DATASET |
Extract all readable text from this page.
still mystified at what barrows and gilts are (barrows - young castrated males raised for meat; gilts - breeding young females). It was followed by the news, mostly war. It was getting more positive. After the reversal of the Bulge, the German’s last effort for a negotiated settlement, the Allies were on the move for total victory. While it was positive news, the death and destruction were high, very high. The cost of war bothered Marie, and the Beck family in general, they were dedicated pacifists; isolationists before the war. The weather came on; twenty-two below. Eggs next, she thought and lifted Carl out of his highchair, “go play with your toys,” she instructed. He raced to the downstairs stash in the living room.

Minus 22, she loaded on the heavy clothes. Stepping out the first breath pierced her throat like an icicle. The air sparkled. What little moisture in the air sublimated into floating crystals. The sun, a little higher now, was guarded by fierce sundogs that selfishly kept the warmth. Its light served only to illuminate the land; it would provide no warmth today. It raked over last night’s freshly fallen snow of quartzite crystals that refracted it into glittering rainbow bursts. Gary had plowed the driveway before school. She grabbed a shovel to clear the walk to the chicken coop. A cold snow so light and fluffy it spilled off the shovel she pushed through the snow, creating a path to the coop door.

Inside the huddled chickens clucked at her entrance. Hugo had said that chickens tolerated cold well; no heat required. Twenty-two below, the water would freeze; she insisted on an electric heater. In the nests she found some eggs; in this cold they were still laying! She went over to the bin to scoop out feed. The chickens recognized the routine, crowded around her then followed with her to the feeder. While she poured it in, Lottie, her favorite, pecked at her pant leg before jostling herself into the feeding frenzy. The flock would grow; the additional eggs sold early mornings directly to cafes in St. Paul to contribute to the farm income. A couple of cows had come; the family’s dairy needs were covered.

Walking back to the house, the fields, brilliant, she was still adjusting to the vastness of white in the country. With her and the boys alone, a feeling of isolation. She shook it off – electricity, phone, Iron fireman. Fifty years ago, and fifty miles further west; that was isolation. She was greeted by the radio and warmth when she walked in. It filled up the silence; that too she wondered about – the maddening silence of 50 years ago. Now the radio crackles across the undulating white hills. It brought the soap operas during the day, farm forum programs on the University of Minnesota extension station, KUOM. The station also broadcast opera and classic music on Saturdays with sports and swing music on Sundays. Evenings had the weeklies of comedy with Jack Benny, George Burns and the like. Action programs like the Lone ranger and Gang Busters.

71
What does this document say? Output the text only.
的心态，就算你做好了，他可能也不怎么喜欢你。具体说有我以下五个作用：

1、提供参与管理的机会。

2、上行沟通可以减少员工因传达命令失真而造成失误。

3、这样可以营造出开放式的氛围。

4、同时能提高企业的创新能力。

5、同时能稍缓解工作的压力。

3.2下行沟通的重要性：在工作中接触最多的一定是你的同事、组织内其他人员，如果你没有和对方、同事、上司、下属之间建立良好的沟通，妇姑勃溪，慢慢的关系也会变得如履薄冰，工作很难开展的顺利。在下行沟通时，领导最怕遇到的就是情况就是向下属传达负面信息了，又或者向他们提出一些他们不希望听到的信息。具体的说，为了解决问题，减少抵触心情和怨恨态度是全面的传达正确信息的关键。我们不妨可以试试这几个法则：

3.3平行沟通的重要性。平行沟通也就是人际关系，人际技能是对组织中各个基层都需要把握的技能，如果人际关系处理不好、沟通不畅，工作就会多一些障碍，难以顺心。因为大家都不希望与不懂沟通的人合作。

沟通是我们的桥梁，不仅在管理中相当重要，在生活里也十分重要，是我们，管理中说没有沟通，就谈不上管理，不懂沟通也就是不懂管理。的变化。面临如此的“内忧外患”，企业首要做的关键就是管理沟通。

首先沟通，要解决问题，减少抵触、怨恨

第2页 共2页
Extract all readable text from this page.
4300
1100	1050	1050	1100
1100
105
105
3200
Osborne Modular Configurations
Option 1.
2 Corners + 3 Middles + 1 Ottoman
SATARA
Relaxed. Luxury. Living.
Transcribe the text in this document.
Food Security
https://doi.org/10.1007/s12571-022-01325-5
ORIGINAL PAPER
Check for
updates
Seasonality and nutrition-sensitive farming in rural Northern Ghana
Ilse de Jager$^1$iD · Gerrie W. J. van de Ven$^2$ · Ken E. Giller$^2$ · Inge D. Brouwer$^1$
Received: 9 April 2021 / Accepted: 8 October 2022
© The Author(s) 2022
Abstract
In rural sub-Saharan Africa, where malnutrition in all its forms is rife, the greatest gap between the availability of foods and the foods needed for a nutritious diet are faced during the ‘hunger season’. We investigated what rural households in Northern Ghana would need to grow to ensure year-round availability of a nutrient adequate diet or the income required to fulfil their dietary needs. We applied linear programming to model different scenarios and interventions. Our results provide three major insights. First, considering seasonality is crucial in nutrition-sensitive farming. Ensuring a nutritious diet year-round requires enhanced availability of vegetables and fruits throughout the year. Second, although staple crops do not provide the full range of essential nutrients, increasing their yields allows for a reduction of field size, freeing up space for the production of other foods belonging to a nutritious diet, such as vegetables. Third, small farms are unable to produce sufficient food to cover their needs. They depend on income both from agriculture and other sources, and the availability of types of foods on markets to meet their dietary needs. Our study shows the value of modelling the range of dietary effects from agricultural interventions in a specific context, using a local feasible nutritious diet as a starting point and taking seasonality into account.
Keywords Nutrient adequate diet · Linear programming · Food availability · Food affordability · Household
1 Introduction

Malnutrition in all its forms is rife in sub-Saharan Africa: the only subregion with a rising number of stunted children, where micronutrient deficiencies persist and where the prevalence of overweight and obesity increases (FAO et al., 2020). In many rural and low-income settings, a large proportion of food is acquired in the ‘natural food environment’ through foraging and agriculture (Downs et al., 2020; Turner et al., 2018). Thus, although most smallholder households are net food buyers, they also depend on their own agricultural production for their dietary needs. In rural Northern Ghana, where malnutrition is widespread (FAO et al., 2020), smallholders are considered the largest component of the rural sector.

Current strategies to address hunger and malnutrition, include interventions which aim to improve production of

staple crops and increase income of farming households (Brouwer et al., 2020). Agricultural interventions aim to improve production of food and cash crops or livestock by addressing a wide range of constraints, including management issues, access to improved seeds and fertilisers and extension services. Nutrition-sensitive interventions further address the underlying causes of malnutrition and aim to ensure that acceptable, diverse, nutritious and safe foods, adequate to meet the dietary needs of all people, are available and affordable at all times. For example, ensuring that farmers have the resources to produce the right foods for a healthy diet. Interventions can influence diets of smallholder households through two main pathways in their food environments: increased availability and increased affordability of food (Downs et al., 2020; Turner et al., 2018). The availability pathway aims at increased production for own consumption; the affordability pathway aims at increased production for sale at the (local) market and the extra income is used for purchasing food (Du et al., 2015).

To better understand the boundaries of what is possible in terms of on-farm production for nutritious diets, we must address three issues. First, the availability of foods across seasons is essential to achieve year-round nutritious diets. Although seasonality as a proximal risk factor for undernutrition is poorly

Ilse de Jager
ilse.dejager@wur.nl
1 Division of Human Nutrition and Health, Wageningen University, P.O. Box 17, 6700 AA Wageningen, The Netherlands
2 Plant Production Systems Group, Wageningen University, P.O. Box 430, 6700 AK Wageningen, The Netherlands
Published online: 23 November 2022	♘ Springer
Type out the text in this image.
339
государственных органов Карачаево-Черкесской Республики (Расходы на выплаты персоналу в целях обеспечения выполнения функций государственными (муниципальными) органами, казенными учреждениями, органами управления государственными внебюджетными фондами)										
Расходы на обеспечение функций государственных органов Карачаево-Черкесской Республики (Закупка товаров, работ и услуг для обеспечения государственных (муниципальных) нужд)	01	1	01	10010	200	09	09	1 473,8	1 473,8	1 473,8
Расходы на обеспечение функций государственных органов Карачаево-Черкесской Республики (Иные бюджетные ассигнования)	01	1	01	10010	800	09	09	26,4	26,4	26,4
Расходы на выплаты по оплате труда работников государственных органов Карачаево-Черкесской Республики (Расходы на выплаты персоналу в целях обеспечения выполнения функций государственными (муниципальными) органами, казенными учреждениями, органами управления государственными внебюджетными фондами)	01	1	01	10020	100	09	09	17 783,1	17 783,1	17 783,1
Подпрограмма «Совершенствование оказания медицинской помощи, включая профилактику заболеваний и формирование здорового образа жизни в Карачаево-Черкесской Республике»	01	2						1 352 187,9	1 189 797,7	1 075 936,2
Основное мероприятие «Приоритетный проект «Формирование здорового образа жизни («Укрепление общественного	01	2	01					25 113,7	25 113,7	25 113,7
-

SET TASK | Output nothing but the number of lines in the data containing the string "государственных".

TASK OUTPUT | 4